** begin **

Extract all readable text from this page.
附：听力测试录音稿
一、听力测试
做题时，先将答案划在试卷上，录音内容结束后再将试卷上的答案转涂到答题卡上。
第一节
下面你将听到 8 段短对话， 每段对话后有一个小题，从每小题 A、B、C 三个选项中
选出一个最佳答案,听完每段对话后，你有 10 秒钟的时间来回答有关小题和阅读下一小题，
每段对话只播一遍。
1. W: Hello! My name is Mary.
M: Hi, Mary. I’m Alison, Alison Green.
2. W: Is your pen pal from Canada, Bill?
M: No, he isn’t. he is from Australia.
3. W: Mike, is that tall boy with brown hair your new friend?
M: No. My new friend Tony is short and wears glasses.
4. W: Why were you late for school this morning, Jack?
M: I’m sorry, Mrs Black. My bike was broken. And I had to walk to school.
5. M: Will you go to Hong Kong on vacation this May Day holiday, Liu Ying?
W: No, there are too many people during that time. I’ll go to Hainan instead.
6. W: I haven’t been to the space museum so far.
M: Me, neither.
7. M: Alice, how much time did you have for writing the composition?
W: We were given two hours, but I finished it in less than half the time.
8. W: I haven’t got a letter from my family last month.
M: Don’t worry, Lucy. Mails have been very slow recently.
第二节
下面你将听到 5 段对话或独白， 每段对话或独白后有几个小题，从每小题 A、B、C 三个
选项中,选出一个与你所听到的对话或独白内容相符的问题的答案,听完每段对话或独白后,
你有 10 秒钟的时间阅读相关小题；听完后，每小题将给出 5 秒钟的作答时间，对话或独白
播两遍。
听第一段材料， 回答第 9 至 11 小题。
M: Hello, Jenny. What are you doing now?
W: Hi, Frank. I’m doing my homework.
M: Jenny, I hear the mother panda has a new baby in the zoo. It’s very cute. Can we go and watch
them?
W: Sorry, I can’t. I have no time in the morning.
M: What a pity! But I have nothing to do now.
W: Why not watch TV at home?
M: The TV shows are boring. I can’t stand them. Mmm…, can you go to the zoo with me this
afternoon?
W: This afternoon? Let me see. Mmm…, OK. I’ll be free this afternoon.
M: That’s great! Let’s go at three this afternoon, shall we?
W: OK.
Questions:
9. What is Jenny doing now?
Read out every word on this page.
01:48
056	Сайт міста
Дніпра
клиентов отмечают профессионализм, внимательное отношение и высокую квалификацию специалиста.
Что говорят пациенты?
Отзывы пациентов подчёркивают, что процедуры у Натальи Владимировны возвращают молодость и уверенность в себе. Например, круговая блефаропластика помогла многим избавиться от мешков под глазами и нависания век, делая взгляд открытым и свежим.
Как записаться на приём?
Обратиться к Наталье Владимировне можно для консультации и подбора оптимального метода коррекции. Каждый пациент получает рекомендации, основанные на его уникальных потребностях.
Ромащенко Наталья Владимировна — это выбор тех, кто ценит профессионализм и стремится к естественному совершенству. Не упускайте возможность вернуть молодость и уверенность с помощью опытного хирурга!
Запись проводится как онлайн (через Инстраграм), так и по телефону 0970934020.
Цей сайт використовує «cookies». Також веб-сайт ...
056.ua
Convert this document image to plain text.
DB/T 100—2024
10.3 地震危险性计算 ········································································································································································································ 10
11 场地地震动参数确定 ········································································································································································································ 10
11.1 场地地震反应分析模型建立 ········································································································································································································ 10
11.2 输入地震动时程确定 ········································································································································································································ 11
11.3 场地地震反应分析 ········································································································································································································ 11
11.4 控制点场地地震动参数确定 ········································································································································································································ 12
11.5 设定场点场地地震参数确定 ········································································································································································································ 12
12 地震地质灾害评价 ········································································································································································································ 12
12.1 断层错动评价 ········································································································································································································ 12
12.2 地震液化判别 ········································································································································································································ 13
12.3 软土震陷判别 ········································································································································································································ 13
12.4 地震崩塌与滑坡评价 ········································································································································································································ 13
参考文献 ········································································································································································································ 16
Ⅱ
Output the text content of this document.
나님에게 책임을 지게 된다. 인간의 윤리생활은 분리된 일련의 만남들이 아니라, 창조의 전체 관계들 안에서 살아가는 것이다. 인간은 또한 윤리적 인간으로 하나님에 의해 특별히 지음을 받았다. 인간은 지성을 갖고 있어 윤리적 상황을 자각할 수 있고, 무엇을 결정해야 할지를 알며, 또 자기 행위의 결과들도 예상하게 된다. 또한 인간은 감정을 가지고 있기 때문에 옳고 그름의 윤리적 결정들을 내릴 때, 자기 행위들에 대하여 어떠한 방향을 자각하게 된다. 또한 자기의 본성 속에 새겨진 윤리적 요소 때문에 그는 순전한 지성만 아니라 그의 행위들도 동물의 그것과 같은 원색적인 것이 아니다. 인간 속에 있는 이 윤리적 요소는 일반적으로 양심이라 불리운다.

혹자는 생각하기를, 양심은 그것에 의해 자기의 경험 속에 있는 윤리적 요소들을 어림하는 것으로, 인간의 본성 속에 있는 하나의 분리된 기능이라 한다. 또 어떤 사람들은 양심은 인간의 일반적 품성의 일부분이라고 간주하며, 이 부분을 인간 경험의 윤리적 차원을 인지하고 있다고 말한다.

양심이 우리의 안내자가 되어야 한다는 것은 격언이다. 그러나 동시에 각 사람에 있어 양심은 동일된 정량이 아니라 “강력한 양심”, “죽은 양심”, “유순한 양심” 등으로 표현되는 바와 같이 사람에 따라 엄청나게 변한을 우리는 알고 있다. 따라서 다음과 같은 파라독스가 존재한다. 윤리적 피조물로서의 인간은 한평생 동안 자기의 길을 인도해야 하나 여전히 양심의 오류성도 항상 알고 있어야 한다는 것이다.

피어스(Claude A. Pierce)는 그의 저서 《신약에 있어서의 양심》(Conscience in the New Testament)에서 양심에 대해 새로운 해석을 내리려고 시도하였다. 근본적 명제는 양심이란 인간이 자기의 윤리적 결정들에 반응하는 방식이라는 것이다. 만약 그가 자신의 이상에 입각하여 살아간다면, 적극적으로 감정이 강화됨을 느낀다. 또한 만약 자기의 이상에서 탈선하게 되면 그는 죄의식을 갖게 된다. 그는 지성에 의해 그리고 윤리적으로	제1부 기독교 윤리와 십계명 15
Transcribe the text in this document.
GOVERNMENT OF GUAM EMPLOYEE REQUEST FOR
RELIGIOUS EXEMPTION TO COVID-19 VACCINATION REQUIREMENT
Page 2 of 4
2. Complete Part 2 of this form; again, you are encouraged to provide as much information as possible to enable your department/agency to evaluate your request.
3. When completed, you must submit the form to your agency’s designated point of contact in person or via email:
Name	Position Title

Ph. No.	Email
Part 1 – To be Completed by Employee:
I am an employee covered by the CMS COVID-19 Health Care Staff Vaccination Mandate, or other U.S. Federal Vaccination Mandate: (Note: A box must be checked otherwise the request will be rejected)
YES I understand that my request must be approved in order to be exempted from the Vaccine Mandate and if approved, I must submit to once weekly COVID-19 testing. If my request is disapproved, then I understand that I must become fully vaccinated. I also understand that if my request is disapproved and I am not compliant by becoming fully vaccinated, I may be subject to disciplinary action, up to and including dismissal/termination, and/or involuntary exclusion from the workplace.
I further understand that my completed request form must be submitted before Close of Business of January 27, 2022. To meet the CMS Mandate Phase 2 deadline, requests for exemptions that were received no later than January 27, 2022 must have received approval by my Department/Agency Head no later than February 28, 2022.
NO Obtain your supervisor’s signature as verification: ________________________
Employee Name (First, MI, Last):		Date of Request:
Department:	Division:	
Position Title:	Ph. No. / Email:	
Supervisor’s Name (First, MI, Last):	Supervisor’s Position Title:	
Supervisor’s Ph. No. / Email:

** end **

Type out the full listing again, exactly as given.

Extract all readable text from this page.
附：听力测试录音稿
一、听力测试
做题时，先将答案划在试卷上，录音内容结束后再将试卷上的答案转涂到答题卡上。
第一节
下面你将听到 8 段短对话， 每段对话后有一个小题，从每小题 A、B、C 三个选项中
选出一个最佳答案,听完每段对话后，你有 10 秒钟的时间来回答有关小题和阅读下一小题，
每段对话只播一遍。
1. W: Hello! My name is Mary.
M: Hi, Mary. I’m Alison, Alison Green.
2. W: Is your pen pal from Canada, Bill?
M: No, he isn’t. he is from Australia.
3. W: Mike, is that tall boy with brown hair your new friend?
M: No. My new friend Tony is short and wears glasses.
4. W: Why were you late for school this morning, Jack?
M: I’m sorry, Mrs Black. My bike was broken. And I had to walk to school.
5. M: Will you go to Hong Kong on vacation this May Day holiday, Liu Ying?
W: No, there are too many people during that time. I’ll go to Hainan instead.
6. W: I haven’t been to the space museum so far.
M: Me, neither.
7. M: Alice, how much time did you have for writing the composition?
W: We were given two hours, but I finished it in less than half the time.
8. W: I haven’t got a letter from my family last month.
M: Don’t worry, Lucy. Mails have been very slow recently.
第二节
下面你将听到 5 段对话或独白， 每段对话或独白后有几个小题，从每小题 A、B、C 三个
选项中,选出一个与你所听到的对话或独白内容相符的问题的答案,听完每段对话或独白后,
你有 10 秒钟的时间阅读相关小题；听完后，每小题将给出 5 秒钟的作答时间，对话或独白
播两遍。
听第一段材料， 回答第 9 至 11 小题。
M: Hello, Jenny. What are you doing now?
W: Hi, Frank. I’m doing my homework.
M: Jenny, I hear the mother panda has a new baby in the zoo. It’s very cute. Can we go and watch
them?
W: Sorry, I can’t. I have no time in the morning.
M: What a pity! But I have nothing to do now.
W: Why not watch TV at home?
M: The TV shows are boring. I can’t stand them. Mmm…, can you go to the zoo with me this
afternoon?
W: This afternoon? Let me see. Mmm…, OK. I’ll be free this afternoon.
M: That’s great! Let’s go at three this afternoon, shall we?
W: OK.
Questions:
9. What is Jenny doing now?
Read out every word on this page.
01:48
056	Сайт міста
Дніпра
клиентов отмечают профессионализм, внимательное отношение и высокую квалификацию специалиста.
Что говорят пациенты?
Отзывы пациентов подчёркивают, что процедуры у Натальи Владимировны возвращают молодость и уверенность в себе. Например, круговая блефаропластика помогла многим избавиться от мешков под глазами и нависания век, делая взгляд открытым и свежим.
Как записаться на приём?
Обратиться к Наталье Владимировне можно для консультации и подбора оптимального метода коррекции. Каждый пациент получает рекомендации, основанные на его уникальных потребностях.
Ромащенко Наталья Владимировна — это выбор тех, кто ценит профессионализм и стремится к естественному совершенству. Не упускайте возможность вернуть молодость и уверенность с помощью опытного хирурга!
Запись проводится как онлайн (через Инстраграм), так и по телефону 0970934020.
Цей сайт використовує «cookies». Також веб-сайт ...
056.ua
Convert this document image to plain text.
DB/T 100—2024
10.3 地震危险性计算 ········································································································································································································ 10
11 场地地震动参数确定 ········································································································································································································ 10
11.1 场地地震反应分析模型建立 ········································································································································································································ 10
11.2 输入地震动时程确定 ········································································································································································································ 11
11.3 场地地震反应分析 ········································································································································································································ 11
11.4 控制点场地地震动参数确定 ········································································································································································································ 12
11.5 设定场点场地地震参数确定 ········································································································································································································ 12
12 地震地质灾害评价 ········································································································································································································ 12
12.1 断层错动评价 ········································································································································································································ 12
12.2 地震液化判别 ········································································································································································································ 13
12.3 软土震陷判别 ········································································································································································································ 13
12.4 地震崩塌与滑坡评价 ········································································································································································································ 13
参考文献 ········································································································································································································ 16
Ⅱ
Output the text content of this document.
나님에게 책임을 지게 된다. 인간의 윤리생활은 분리된 일련의 만남들이 아니라, 창조의 전체 관계들 안에서 살아가는 것이다. 인간은 또한 윤리적 인간으로 하나님에 의해 특별히 지음을 받았다. 인간은 지성을 갖고 있어 윤리적 상황을 자각할 수 있고, 무엇을 결정해야 할지를 알며, 또 자기 행위의 결과들도 예상하게 된다. 또한 인간은 감정을 가지고 있기 때문에 옳고 그름의 윤리적 결정들을 내릴 때, 자기 행위들에 대하여 어떠한 방향을 자각하게 된다. 또한 자기의 본성 속에 새겨진 윤리적 요소 때문에 그는 순전한 지성만 아니라 그의 행위들도 동물의 그것과 같은 원색적인 것이 아니다. 인간 속에 있는 이 윤리적 요소는 일반적으로 양심이라 불리운다.

혹자는 생각하기를, 양심은 그것에 의해 자기의 경험 속에 있는 윤리적 요소들을 어림하는 것으로, 인간의 본성 속에 있는 하나의 분리된 기능이라 한다. 또 어떤 사람들은 양심은 인간의 일반적 품성의 일부분이라고 간주하며, 이 부분을 인간 경험의 윤리적 차원을 인지하고 있다고 말한다.

양심이 우리의 안내자가 되어야 한다는 것은 격언이다. 그러나 동시에 각 사람에 있어 양심은 동일된 정량이 아니라 “강력한 양심”, “죽은 양심”, “유순한 양심” 등으로 표현되는 바와 같이 사람에 따라 엄청나게 변한을 우리는 알고 있다. 따라서 다음과 같은 파라독스가 존재한다. 윤리적 피조물로서의 인간은 한평생 동안 자기의 길을 인도해야 하나 여전히 양심의 오류성도 항상 알고 있어야 한다는 것이다.

피어스(Claude A. Pierce)는 그의 저서 《신약에 있어서의 양심》(Conscience in the New Testament)에서 양심에 대해 새로운 해석을 내리려고 시도하였다. 근본적 명제는 양심이란 인간이 자기의 윤리적 결정들에 반응하는 방식이라는 것이다. 만약 그가 자신의 이상에 입각하여 살아간다면, 적극적으로 감정이 강화됨을 느낀다. 또한 만약 자기의 이상에서 탈선하게 되면 그는 죄의식을 갖게 된다. 그는 지성에 의해 그리고 윤리적으로	제1부 기독교 윤리와 십계명 15
Transcribe the text in this document.
GOVERNMENT OF GUAM EMPLOYEE REQUEST FOR
RELIGIOUS EXEMPTION TO COVID-19 VACCINATION REQUIREMENT
Page 2 of 4
2. Complete Part 2 of this form; again, you are encouraged to provide as much information as possible to enable your department/agency to evaluate your request.
3. When completed, you must submit the form to your agency’s designated point of contact in person or via email:
Name	Position Title

Ph. No.	Email
Part 1 – To be Completed by Employee:
I am an employee covered by the CMS COVID-19 Health Care Staff Vaccination Mandate, or other U.S. Federal Vaccination Mandate: (Note: A box must be checked otherwise the request will be rejected)
YES I understand that my request must be approved in order to be exempted from the Vaccine Mandate and if approved, I must submit to once weekly COVID-19 testing. If my request is disapproved, then I understand that I must become fully vaccinated. I also understand that if my request is disapproved and I am not compliant by becoming fully vaccinated, I may be subject to disciplinary action, up to and including dismissal/termination, and/or involuntary exclusion from the workplace.
I further understand that my completed request form must be submitted before Close of Business of January 27, 2022. To meet the CMS Mandate Phase 2 deadline, requests for exemptions that were received no later than January 27, 2022 must have received approval by my Department/Agency Head no later than February 28, 2022.
NO Obtain your supervisor’s signature as verification: ________________________
Employee Name (First, MI, Last):		Date of Request:
Department:	Division:	
Position Title:	Ph. No. / Email:	
Supervisor’s Name (First, MI, Last):	Supervisor’s Position Title:	
Supervisor’s Ph. No. / Email:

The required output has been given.